Seek out every line containing the word "traerá", and copy each.

[Items from a dataset]
========================

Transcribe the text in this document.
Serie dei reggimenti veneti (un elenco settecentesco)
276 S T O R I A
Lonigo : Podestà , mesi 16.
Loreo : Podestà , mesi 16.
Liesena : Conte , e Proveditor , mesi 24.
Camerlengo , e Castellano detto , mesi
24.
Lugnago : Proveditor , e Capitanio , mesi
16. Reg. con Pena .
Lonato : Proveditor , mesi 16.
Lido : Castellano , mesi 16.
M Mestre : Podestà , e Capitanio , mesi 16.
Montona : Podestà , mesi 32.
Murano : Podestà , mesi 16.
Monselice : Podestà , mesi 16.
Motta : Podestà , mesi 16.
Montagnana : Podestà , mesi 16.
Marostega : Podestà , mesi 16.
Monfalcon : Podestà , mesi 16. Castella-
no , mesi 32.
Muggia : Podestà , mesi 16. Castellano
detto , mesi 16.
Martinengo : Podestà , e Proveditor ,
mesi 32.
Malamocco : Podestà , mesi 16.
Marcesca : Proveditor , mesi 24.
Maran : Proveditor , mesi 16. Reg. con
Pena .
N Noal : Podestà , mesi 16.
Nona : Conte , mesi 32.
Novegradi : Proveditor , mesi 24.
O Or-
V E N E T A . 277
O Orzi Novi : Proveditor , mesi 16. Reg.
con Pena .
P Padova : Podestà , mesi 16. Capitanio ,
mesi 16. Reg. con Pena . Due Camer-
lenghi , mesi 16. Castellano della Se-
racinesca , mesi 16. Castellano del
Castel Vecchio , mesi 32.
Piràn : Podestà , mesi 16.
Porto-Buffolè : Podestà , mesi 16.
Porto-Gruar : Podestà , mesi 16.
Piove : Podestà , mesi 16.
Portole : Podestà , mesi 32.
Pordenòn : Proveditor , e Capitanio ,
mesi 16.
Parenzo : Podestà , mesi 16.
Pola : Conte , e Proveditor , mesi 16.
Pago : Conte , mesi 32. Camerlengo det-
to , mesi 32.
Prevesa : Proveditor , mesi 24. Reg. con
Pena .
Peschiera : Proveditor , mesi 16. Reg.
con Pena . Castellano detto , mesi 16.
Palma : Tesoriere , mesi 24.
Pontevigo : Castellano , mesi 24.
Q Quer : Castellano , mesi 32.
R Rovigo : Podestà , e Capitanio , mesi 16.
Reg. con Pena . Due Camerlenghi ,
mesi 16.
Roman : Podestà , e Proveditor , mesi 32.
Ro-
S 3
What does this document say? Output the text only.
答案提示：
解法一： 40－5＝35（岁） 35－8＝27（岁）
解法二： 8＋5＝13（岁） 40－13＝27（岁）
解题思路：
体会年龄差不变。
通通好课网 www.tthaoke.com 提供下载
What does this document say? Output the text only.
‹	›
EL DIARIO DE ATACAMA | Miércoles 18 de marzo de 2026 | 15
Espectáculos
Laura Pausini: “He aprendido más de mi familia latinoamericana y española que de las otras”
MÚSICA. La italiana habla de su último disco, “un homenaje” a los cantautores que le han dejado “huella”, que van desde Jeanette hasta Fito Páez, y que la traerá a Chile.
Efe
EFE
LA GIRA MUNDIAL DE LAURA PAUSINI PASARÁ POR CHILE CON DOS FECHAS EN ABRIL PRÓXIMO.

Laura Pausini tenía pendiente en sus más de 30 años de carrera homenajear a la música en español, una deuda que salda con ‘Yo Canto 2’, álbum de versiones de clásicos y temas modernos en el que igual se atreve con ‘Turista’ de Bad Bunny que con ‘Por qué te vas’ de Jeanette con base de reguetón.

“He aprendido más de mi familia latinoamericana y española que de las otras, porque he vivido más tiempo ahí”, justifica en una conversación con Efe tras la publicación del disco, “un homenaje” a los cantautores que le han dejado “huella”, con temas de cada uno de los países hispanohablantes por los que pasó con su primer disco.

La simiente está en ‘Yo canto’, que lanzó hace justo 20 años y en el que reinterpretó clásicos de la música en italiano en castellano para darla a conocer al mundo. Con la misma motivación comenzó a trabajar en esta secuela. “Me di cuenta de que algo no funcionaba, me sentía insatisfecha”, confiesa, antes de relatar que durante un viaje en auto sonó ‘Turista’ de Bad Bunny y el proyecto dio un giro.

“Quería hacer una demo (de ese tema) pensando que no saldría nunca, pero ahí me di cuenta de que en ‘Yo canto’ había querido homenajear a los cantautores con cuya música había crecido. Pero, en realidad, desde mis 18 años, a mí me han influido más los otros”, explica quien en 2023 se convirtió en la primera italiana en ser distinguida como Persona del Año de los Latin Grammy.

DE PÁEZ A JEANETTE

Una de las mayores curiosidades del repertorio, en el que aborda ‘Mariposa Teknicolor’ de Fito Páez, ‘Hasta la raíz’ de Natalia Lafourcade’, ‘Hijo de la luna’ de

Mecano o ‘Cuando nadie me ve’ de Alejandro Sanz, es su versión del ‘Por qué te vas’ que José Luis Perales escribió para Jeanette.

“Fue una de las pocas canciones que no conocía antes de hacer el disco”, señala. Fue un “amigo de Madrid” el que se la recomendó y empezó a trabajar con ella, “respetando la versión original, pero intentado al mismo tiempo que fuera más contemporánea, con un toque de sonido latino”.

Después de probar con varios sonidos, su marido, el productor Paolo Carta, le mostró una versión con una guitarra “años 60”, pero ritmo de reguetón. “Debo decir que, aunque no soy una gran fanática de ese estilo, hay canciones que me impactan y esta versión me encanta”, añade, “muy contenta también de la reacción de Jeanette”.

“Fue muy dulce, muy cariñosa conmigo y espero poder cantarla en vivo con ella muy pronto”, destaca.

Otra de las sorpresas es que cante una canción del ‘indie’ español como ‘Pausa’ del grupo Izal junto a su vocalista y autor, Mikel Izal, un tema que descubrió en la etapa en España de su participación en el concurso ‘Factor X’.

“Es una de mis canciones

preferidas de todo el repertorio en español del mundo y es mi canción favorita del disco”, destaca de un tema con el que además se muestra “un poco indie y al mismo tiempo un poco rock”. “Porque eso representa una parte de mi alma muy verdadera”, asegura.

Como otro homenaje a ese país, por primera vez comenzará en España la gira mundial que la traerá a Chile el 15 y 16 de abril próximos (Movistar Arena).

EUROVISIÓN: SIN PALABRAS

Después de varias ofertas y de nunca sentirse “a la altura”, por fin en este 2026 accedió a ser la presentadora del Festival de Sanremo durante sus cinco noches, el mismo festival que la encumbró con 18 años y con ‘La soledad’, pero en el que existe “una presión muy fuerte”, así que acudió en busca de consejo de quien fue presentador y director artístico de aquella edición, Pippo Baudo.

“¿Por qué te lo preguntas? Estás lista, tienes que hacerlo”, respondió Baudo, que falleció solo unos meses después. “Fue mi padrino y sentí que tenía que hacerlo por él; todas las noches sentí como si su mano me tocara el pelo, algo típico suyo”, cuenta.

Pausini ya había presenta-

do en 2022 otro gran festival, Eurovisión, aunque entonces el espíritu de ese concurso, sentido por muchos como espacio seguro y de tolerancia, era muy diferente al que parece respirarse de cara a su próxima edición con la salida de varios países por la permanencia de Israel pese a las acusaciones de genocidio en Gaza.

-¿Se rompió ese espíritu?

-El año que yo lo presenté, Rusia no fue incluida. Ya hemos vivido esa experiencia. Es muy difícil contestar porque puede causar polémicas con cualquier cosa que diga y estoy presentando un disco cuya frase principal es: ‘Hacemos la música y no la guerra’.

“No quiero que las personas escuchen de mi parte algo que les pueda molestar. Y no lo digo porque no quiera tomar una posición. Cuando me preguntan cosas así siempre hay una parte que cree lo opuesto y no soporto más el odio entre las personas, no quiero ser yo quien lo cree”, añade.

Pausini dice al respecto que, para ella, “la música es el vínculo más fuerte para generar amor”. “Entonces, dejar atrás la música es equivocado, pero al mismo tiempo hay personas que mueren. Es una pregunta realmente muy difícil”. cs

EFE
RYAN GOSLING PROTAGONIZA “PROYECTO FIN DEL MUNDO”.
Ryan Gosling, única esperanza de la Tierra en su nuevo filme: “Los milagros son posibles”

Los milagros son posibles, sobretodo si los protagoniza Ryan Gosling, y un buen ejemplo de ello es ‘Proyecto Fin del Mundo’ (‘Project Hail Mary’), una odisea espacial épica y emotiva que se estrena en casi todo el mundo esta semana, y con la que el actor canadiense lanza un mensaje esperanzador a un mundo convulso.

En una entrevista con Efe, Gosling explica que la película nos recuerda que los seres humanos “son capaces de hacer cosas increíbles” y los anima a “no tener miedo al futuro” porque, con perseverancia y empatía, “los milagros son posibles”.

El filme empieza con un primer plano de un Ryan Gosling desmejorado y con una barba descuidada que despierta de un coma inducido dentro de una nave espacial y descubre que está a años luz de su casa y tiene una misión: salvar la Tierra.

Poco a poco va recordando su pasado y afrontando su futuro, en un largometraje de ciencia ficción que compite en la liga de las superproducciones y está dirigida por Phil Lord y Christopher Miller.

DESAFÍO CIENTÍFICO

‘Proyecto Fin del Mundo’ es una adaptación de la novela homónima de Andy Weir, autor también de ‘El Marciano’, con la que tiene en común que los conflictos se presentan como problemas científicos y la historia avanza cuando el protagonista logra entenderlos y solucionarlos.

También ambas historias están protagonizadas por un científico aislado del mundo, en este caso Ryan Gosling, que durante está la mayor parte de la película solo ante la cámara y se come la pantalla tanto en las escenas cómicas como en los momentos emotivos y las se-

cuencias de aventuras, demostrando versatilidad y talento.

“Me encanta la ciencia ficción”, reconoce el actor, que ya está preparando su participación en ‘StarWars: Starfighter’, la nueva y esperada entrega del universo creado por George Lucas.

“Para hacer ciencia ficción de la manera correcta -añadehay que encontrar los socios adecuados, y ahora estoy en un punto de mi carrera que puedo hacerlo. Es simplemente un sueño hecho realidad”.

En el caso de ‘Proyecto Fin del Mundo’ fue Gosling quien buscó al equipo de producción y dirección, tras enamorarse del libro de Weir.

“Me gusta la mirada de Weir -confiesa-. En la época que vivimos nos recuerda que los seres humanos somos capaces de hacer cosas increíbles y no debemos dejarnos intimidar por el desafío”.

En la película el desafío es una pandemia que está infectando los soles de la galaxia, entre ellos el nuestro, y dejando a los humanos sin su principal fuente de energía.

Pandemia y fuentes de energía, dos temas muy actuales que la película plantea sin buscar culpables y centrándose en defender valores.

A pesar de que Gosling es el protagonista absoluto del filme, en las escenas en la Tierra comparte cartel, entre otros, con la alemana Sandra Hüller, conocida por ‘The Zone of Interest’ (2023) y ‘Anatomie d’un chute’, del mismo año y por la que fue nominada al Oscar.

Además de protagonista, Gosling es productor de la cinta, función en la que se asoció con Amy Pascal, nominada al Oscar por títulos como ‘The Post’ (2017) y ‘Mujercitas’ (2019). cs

========================

EXERCISE RESULT:
MÚSICA. La italiana habla de su último disco, “un homenaje” a los cantautores que le han dejado “huella”, que van desde Jeanette hasta Fito Páez, y que la traerá a Chile.
Como otro homenaje a ese país, por primera vez comenzará en España la gira mundial que la traerá a Chile el 15 y 16 de abril próximos (Movistar Arena).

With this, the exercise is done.